====== DATA SUPPLIED ======
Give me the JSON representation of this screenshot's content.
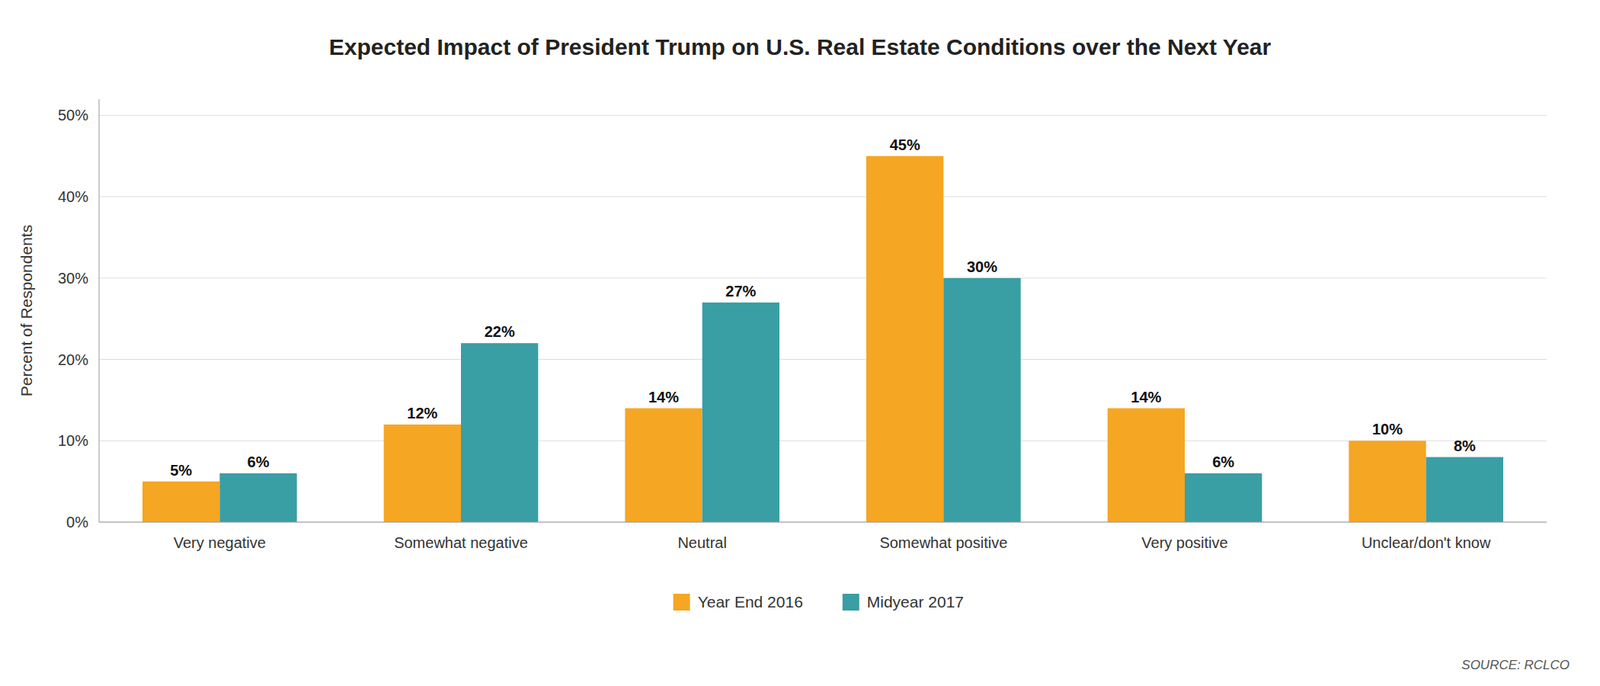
{
  "chart_data": {
    "type": "bar",
    "title": "Expected Impact of President Trump on U.S. Real Estate Conditions over the Next Year",
    "categories": [
      "Very negative",
      "Somewhat negative",
      "Neutral",
      "Somewhat positive",
      "Very positive",
      "Unclear/don't know"
    ],
    "series": [
      {
        "name": "Year End 2016",
        "color": "#F5A623",
        "values": [
          5,
          12,
          14,
          45,
          14,
          10
        ],
        "value_labels": [
          "5%",
          "12%",
          "14%",
          "45%",
          "14%",
          "10%"
        ]
      },
      {
        "name": "Midyear 2017",
        "color": "#3A9EA5",
        "values": [
          6,
          22,
          27,
          30,
          6,
          8
        ],
        "value_labels": [
          "6%",
          "22%",
          "27%",
          "30%",
          "6%",
          "8%"
        ]
      }
    ],
    "ylabel": "Percent of Respondents",
    "ylim": [
      0,
      52
    ],
    "yticks": [
      {
        "value": 0,
        "label": "0%"
      },
      {
        "value": 10,
        "label": "10%"
      },
      {
        "value": 20,
        "label": "20%"
      },
      {
        "value": 30,
        "label": "30%"
      },
      {
        "value": 40,
        "label": "40%"
      },
      {
        "value": 50,
        "label": "50%"
      }
    ],
    "grid": true,
    "legend": "bottom",
    "data_labels": true,
    "annotations": [
      "SOURCE:  RCLCO"
    ]
  }
}
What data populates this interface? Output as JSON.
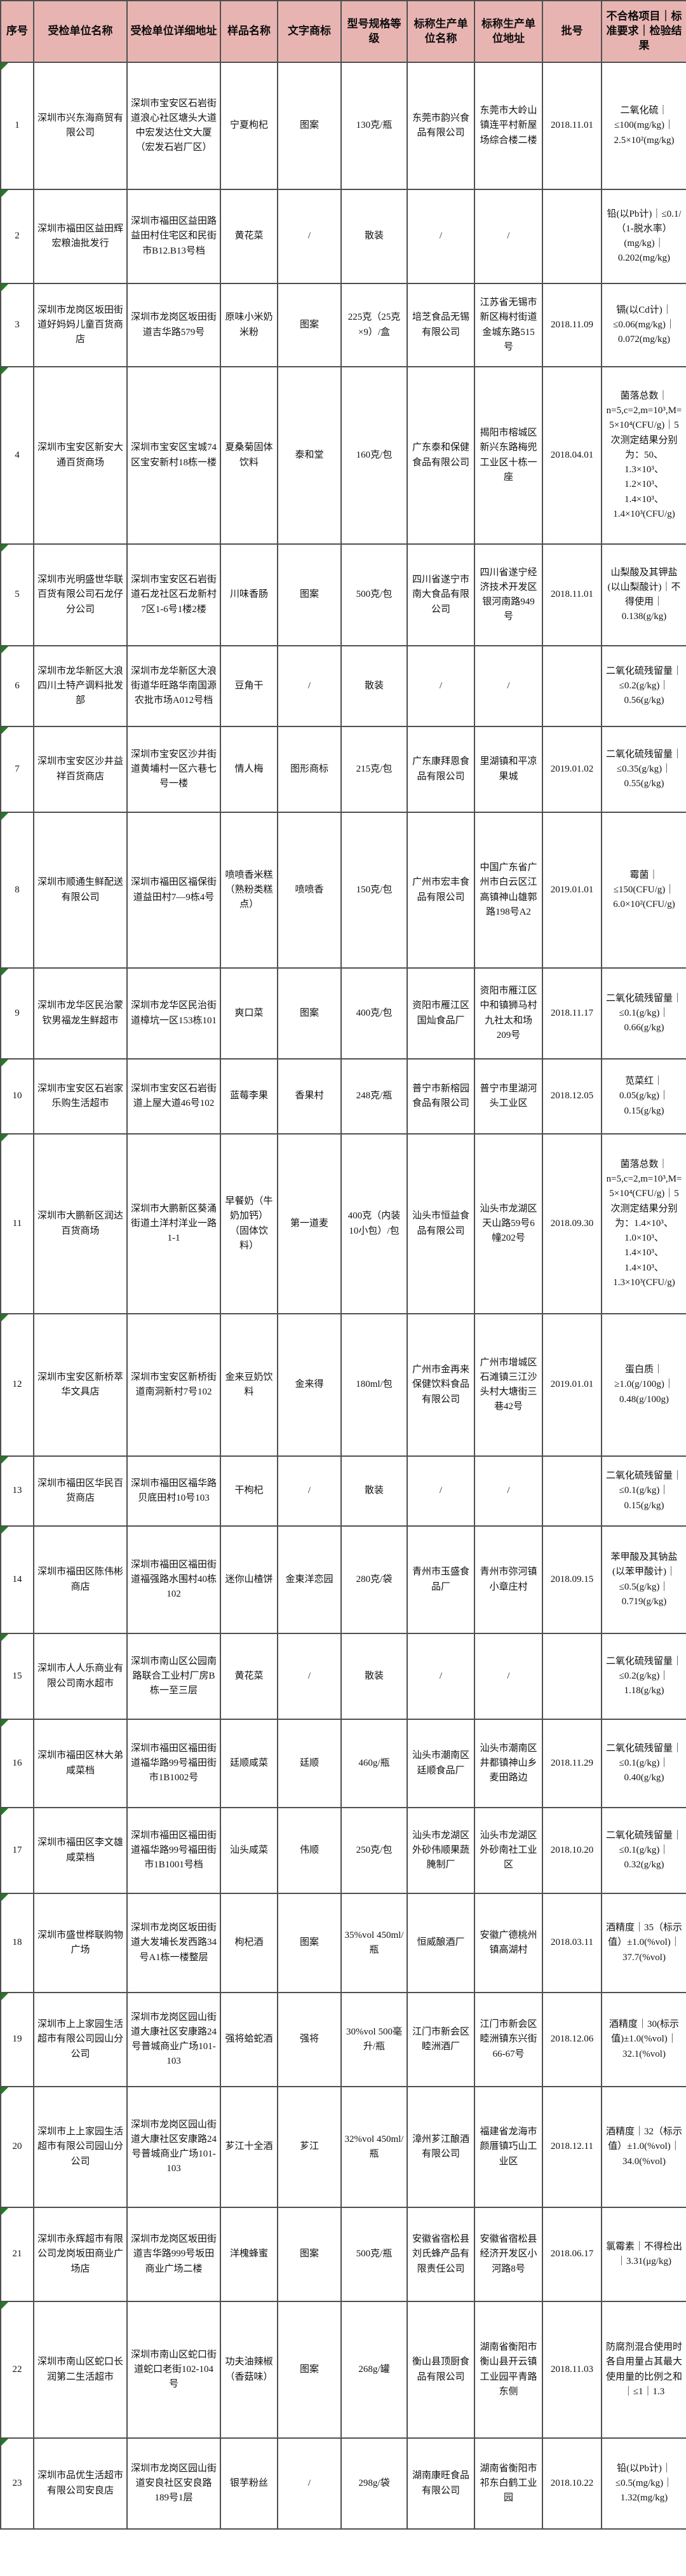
{
  "colors": {
    "header_bg": "#e8b4b2",
    "border": "#4f4f4f",
    "corner_marker_green": "#1e7e1e"
  },
  "table": {
    "columns": [
      {
        "key": "serial",
        "label": "序号"
      },
      {
        "key": "unit-name",
        "label": "受检单位名称"
      },
      {
        "key": "unit-address",
        "label": "受检单位详细地址"
      },
      {
        "key": "sample-name",
        "label": "样品名称"
      },
      {
        "key": "trademark",
        "label": "文字商标"
      },
      {
        "key": "spec",
        "label": "型号规格等级"
      },
      {
        "key": "producer-name",
        "label": "标称生产单位名称"
      },
      {
        "key": "producer-address",
        "label": "标称生产单位地址"
      },
      {
        "key": "batch",
        "label": "批号"
      },
      {
        "key": "result",
        "label": "不合格项目｜标准要求｜检验结果"
      }
    ],
    "rows": [
      [
        "1",
        "深圳市兴东海商贸有限公司",
        "深圳市宝安区石岩街道浪心社区塘头大道中宏发达仕文大厦（宏发石岩厂区）",
        "宁夏枸杞",
        "图案",
        "130克/瓶",
        "东莞市韵兴食品有限公司",
        "东莞市大岭山镇连平村新屋场综合楼二楼",
        "2018.11.01",
        "二氧化硫｜≤100(mg/kg)｜2.5×10²(mg/kg)"
      ],
      [
        "2",
        "深圳市福田区益田辉宏粮油批发行",
        "深圳市福田区益田路益田村住宅区和民街市B12.B13号档",
        "黄花菜",
        "/",
        "散装",
        "/",
        "/",
        "",
        "铅(以Pb计)｜≤0.1/（1-脱水率）(mg/kg)｜0.202(mg/kg)"
      ],
      [
        "3",
        "深圳市龙岗区坂田街道好妈妈儿童百货商店",
        "深圳市龙岗区坂田街道吉华路579号",
        "原味小米奶米粉",
        "图案",
        "225克（25克×9）/盒",
        "培芝食品无锡有限公司",
        "江苏省无锡市新区梅村街道金城东路515号",
        "2018.11.09",
        "镉(以Cd计)｜≤0.06(mg/kg)｜0.072(mg/kg)"
      ],
      [
        "4",
        "深圳市宝安区新安大通百货商场",
        "深圳市宝安区宝城74区宝安新村18栋一楼",
        "夏桑菊固体饮料",
        "泰和堂",
        "160克/包",
        "广东泰和保健食品有限公司",
        "揭阳市榕城区新兴东路梅兜工业区十栋一座",
        "2018.04.01",
        "菌落总数｜n=5,c=2,m=10³,M=5×10⁴(CFU/g)｜5次测定结果分别为：50、1.3×10³、1.2×10³、1.4×10³、1.4×10³(CFU/g)"
      ],
      [
        "5",
        "深圳市光明盛世华联百货有限公司石龙仔分公司",
        "深圳市宝安区石岩街道石龙社区石龙新村7区1-6号1楼2楼",
        "川味香肠",
        "图案",
        "500克/包",
        "四川省遂宁市南大食品有限公司",
        "四川省遂宁经济技术开发区银河南路949号",
        "2018.11.01",
        "山梨酸及其钾盐(以山梨酸计)｜不得使用｜0.138(g/kg)"
      ],
      [
        "6",
        "深圳市龙华新区大浪四川土特产调料批发部",
        "深圳市龙华新区大浪街道华旺路华南国源农批市场A012号档",
        "豆角干",
        "/",
        "散装",
        "/",
        "/",
        "",
        "二氧化硫残留量｜≤0.2(g/kg)｜0.56(g/kg)"
      ],
      [
        "7",
        "深圳市宝安区沙井益祥百货商店",
        "深圳市宝安区沙井街道黄埔村一区六巷七号一楼",
        "情人梅",
        "图形商标",
        "215克/包",
        "广东康拜恩食品有限公司",
        "里湖镇和平凉果城",
        "2019.01.02",
        "二氧化硫残留量｜≤0.35(g/kg)｜0.55(g/kg)"
      ],
      [
        "8",
        "深圳市顺通生鲜配送有限公司",
        "深圳市福田区福保街道益田村7—9栋4号",
        "喷喷香米糕（熟粉类糕点）",
        "喷喷香",
        "150克/包",
        "广州市宏丰食品有限公司",
        "中国广东省广州市白云区江高镇神山雄郭路198号A2",
        "2019.01.01",
        "霉菌｜≤150(CFU/g)｜6.0×10²(CFU/g)"
      ],
      [
        "9",
        "深圳市龙华区民治蒙钦男福龙生鲜超市",
        "深圳市龙华区民治街道樟坑一区153栋101",
        "爽口菜",
        "图案",
        "400克/包",
        "资阳市雁江区国灿食品厂",
        "资阳市雁江区中和镇狮马村九社太和场209号",
        "2018.11.17",
        "二氧化硫残留量｜≤0.1(g/kg)｜0.66(g/kg)"
      ],
      [
        "10",
        "深圳市宝安区石岩家乐购生活超市",
        "深圳市宝安区石岩街道上屋大道46号102",
        "蓝莓李果",
        "香果村",
        "248克/瓶",
        "普宁市新榕园食品有限公司",
        "普宁市里湖河头工业区",
        "2018.12.05",
        "苋菜红｜0.05(g/kg)｜0.15(g/kg)"
      ],
      [
        "11",
        "深圳市大鹏新区润达百货商场",
        "深圳市大鹏新区葵涌街道土洋村洋业一路1-1",
        "早餐奶（牛奶加钙）（固体饮料）",
        "第一道麦",
        "400克（内装10小包）/包",
        "汕头市恒益食品有限公司",
        "汕头市龙湖区天山路59号6幢202号",
        "2018.09.30",
        "菌落总数｜n=5,c=2,m=10³,M=5×10⁴(CFU/g)｜5次测定结果分别为：1.4×10³、1.0×10³、1.4×10³、1.4×10³、1.3×10³(CFU/g)"
      ],
      [
        "12",
        "深圳市宝安区新桥萃华文具店",
        "深圳市宝安区新桥街道南洞新村7号102",
        "金来豆奶饮料",
        "金来得",
        "180ml/包",
        "广州市金再来保健饮料食品有限公司",
        "广州市增城区石滩镇三江沙头村大塘街三巷42号",
        "2019.01.01",
        "蛋白质｜≥1.0(g/100g)｜0.48(g/100g)"
      ],
      [
        "13",
        "深圳市福田区华民百货商店",
        "深圳市福田区福华路贝底田村10号103",
        "干枸杞",
        "/",
        "散装",
        "/",
        "/",
        "",
        "二氧化硫残留量｜≤0.1(g/kg)｜0.15(g/kg)"
      ],
      [
        "14",
        "深圳市福田区陈伟彬商店",
        "深圳市福田区福田街道福强路水围村40栋102",
        "迷你山楂饼",
        "金東洋恋园",
        "280克/袋",
        "青州市玉盛食品厂",
        "青州市弥河镇小章庄村",
        "2018.09.15",
        "苯甲酸及其钠盐(以苯甲酸计)｜≤0.5(g/kg)｜0.719(g/kg)"
      ],
      [
        "15",
        "深圳市人人乐商业有限公司南水超市",
        "深圳市南山区公园南路联合工业村厂房B栋一至三层",
        "黄花菜",
        "/",
        "散装",
        "/",
        "/",
        "",
        "二氧化硫残留量｜≤0.2(g/kg)｜1.18(g/kg)"
      ],
      [
        "16",
        "深圳市福田区林大弟咸菜档",
        "深圳市福田区福田街道福华路99号福田街市1B1002号",
        "廷顺咸菜",
        "廷顺",
        "460g/瓶",
        "汕头市潮南区廷顺食品厂",
        "汕头市潮南区井都镇神山乡麦田路边",
        "2018.11.29",
        "二氧化硫残留量｜≤0.1(g/kg)｜0.40(g/kg)"
      ],
      [
        "17",
        "深圳市福田区李文雄咸菜档",
        "深圳市福田区福田街道福华路99号福田街市1B1001号档",
        "汕头咸菜",
        "伟顺",
        "250克/包",
        "汕头市龙湖区外砂伟顺果蔬腌制厂",
        "汕头市龙湖区外砂南社工业区",
        "2018.10.20",
        "二氧化硫残留量｜≤0.1(g/kg)｜0.32(g/kg)"
      ],
      [
        "18",
        "深圳市盛世桦联购物广场",
        "深圳市龙岗区坂田街道大发埔长发西路34号A1栋一楼整层",
        "枸杞酒",
        "图案",
        "35%vol 450ml/瓶",
        "恒威酿酒厂",
        "安徽广德桃州镇高湖村",
        "2018.03.11",
        "酒精度｜35（标示值）±1.0(%vol)｜37.7(%vol)"
      ],
      [
        "19",
        "深圳市上上家园生活超市有限公司园山分公司",
        "深圳市龙岗区园山街道大康社区安康路24号普城商业广场101-103",
        "强将蛤蛇酒",
        "强将",
        "30%vol 500毫升/瓶",
        "江门市新会区睦洲酒厂",
        "江门市新会区睦洲镇东兴街66-67号",
        "2018.12.06",
        "酒精度｜30(标示值)±1.0(%vol)｜32.1(%vol)"
      ],
      [
        "20",
        "深圳市上上家园生活超市有限公司园山分公司",
        "深圳市龙岗区园山街道大康社区安康路24号普城商业广场101-103",
        "芗江十全酒",
        "芗江",
        "32%vol 450ml/瓶",
        "漳州芗江酿酒有限公司",
        "福建省龙海市颜厝镇巧山工业区",
        "2018.12.11",
        "酒精度｜32（标示值）±1.0(%vol)｜34.0(%vol)"
      ],
      [
        "21",
        "深圳市永辉超市有限公司龙岗坂田商业广场店",
        "深圳市龙岗区坂田街道吉华路999号坂田商业广场二楼",
        "洋槐蜂蜜",
        "图案",
        "500克/瓶",
        "安徽省宿松县刘氏蜂产品有限责任公司",
        "安徽省宿松县经济开发区小河路8号",
        "2018.06.17",
        "氯霉素｜不得检出｜3.31(μg/kg)"
      ],
      [
        "22",
        "深圳市南山区蛇口长润第二生活超市",
        "深圳市南山区蛇口街道蛇口老街102-104号",
        "功夫油辣椒（香菇味）",
        "图案",
        "268g/罐",
        "衡山县顶厨食品有限公司",
        "湖南省衡阳市衡山县开云镇工业园平青路东侧",
        "2018.11.03",
        "防腐剂混合使用时各自用量占其最大使用量的比例之和｜≤1｜1.3"
      ],
      [
        "23",
        "深圳市品优生活超市有限公司安良店",
        "深圳市龙岗区园山街道安良社区安良路189号1层",
        "银芋粉丝",
        "/",
        "298g/袋",
        "湖南康旺食品有限公司",
        "湖南省衡阳市祁东白鹤工业园",
        "2018.10.22",
        "铅(以Pb计)｜≤0.5(mg/kg)｜1.32(mg/kg)"
      ]
    ]
  }
}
======
■ EXERCISE REQUIREMENTS: Reply with the number of lines in the material above that contain "name", and nothing more.

■ EXPECTED OUTPUT: 5